Awesome

Grid-Attention: Enhancing Computational Efficiency of Large Vision Models without Fine-Tuning

Integrating GridAttn to SAM and Expedit-SAM

We fork the repos from the following and intergrate GridAttn on them:

Expedit-SAM: https://github.com/Expedit-LargeScale-Vision-Transformer/Expedit-SAM.git
(Based commit id: 75a1c30d66ad66999cb80fdfc85829f7e71dcacf, main branch)
Detectron2: https://github.com/facebookresearch/detectron2
(Based commit id: 7d2e68dbe452fc422268d40ac185ea2609affca8, main branch)

• **CHALLENGES**
- A) According to the Grid-Attention page, which two repositories were forked so that GridAttn could be integrated into them?
- B) Summarize the Grid-Attention page in two sentences.

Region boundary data

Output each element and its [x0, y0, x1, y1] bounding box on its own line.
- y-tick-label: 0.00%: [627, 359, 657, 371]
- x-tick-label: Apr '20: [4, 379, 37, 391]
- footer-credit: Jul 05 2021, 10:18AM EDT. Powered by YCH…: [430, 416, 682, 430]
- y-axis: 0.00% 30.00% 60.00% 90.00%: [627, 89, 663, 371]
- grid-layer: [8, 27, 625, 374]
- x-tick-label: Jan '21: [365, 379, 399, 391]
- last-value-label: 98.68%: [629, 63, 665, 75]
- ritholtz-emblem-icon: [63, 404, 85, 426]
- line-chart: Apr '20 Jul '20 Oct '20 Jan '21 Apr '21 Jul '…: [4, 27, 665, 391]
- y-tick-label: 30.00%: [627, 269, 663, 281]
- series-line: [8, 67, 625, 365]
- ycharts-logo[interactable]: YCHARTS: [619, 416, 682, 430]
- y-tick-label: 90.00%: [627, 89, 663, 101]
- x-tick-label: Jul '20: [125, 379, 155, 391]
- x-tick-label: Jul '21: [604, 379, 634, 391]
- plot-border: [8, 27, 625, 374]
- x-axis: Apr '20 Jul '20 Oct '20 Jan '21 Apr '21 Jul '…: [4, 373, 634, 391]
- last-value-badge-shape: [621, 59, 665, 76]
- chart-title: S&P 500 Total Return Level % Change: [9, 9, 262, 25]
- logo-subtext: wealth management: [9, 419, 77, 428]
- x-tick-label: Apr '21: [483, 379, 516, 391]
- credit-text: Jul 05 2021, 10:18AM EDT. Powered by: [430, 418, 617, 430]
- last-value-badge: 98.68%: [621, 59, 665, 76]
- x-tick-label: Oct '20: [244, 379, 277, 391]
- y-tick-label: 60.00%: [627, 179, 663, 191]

• **ANSWERS TO THE TASKS**
- A) Expedit-SAM and Detectron2.

- B) Grid-Attention is presented as a way to enhance the computational efficiency of large vision models without fine-tuning, with GridAttn being integrated into SAM and Expedit-SAM. To do this, the Expedit-SAM and Detectron2 repositories were forked from specified commits on their main branches, and GridAttn was integrated into them.